Start EXCERPTED DATA

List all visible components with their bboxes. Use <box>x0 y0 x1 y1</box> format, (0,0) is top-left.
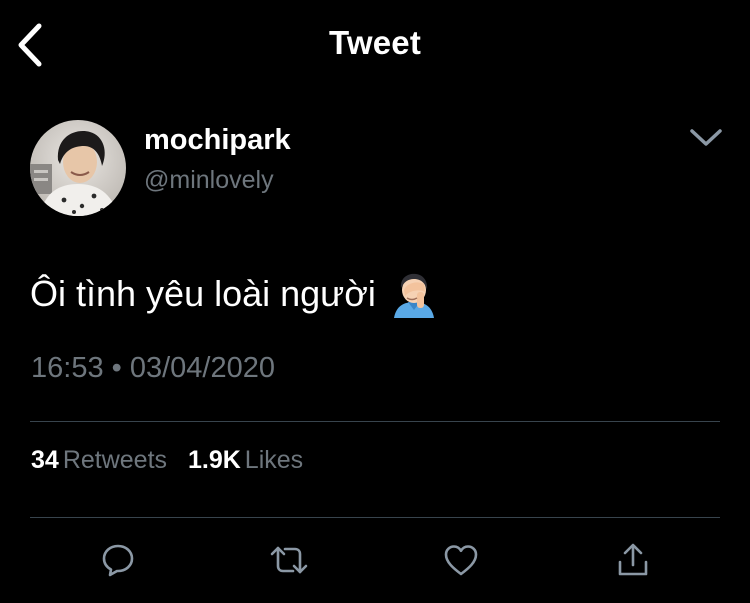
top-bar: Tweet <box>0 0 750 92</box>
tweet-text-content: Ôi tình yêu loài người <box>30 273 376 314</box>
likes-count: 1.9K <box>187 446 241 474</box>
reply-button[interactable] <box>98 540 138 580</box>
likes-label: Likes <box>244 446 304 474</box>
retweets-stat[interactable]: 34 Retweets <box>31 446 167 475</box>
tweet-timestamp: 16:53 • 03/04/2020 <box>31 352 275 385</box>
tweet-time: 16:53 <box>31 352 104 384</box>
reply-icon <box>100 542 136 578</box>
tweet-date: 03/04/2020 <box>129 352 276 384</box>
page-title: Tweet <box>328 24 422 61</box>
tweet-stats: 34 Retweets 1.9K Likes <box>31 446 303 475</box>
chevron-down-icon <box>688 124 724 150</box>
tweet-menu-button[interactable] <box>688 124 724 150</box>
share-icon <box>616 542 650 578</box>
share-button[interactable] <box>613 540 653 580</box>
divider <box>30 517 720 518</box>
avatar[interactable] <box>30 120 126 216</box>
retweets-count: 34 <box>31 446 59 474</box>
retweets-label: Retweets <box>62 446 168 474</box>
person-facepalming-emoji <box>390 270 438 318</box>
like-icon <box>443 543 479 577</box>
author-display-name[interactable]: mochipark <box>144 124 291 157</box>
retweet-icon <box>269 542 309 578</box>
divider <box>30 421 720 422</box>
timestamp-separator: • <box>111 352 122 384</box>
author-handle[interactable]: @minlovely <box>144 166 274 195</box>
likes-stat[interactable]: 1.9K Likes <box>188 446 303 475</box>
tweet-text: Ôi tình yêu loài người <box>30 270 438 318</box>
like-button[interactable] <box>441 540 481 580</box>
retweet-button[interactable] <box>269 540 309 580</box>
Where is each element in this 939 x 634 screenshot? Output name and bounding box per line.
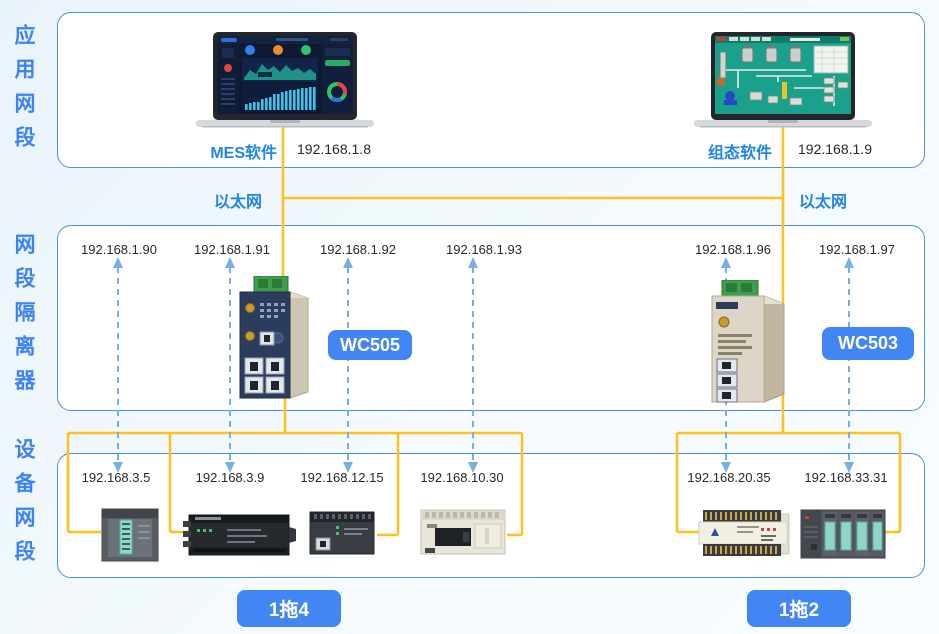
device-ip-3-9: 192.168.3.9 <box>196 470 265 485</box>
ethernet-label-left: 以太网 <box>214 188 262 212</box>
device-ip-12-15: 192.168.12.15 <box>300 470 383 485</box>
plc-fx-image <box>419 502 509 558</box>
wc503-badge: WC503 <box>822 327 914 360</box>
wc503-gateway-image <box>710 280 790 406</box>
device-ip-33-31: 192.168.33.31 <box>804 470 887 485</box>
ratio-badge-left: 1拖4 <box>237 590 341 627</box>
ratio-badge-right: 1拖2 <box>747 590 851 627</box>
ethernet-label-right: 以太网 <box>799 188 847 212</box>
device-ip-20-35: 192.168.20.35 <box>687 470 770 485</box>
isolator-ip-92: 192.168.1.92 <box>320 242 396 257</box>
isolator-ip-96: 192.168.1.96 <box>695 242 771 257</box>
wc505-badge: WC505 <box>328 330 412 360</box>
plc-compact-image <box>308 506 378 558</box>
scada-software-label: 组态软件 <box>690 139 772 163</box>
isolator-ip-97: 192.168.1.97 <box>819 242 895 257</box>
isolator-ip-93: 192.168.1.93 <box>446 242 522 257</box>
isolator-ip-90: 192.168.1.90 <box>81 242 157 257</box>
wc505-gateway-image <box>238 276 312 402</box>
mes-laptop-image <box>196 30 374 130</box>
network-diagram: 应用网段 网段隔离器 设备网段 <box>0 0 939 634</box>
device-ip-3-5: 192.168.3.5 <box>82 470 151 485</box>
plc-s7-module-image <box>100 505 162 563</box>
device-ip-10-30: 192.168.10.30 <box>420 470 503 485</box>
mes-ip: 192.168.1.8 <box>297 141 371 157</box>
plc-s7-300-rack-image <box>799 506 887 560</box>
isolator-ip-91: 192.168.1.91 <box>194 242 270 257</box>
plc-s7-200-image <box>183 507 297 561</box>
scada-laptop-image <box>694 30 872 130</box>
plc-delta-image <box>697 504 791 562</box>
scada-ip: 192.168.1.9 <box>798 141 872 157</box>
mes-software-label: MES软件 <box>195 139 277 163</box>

End EXCERPTED DATA

GIVEN INSTRUCTION: Write out, word for word, every line from the beginning of the items down to the line that contains "Where is each", including both ends. Leave the pictures out.

FINAL RESULT:
List all visible components with their bboxes. Use <box>x0 y0 x1 y1</box> format, (0,0) is top-left.
top-bar: Tweet <box>0 0 750 92</box>
tweet-text-content: Ôi tình yêu loài người <box>30 273 376 314</box>
likes-count: 1.9K <box>187 446 241 474</box>
reply-button[interactable] <box>98 540 138 580</box>
likes-label: Likes <box>244 446 304 474</box>
retweets-stat[interactable]: 34 Retweets <box>31 446 167 475</box>
tweet-timestamp: 16:53 • 03/04/2020 <box>31 352 275 385</box>
tweet-time: 16:53 <box>31 352 104 384</box>
reply-icon <box>100 542 136 578</box>
tweet-date: 03/04/2020 <box>129 352 276 384</box>
page-title: Tweet <box>328 24 422 61</box>
tweet-stats: 34 Retweets 1.9K Likes <box>31 446 303 475</box>
chevron-down-icon <box>688 124 724 150</box>
tweet-menu-button[interactable] <box>688 124 724 150</box>
share-icon <box>616 542 650 578</box>
share-button[interactable] <box>613 540 653 580</box>
divider <box>30 517 720 518</box>
avatar[interactable] <box>30 120 126 216</box>
retweets-count: 34 <box>31 446 59 474</box>
retweets-label: Retweets <box>62 446 168 474</box>
person-facepalming-emoji <box>390 270 438 318</box>
like-icon <box>443 543 479 577</box>
author-display-name[interactable]: mochipark <box>144 124 291 157</box>
retweet-icon <box>269 542 309 578</box>
divider <box>30 421 720 422</box>
timestamp-separator: • <box>111 352 122 384</box>
author-handle[interactable]: @minlovely <box>144 166 274 195</box>
likes-stat[interactable]: 1.9K Likes <box>188 446 303 475</box>
tweet-text: Ôi tình yêu loài người <box>30 270 438 318</box>
like-button[interactable] <box>441 540 481 580</box>
retweet-button[interactable] <box>269 540 309 580</box>
Where is each element in this 939 x 634 screenshot? Output name and bounding box per line.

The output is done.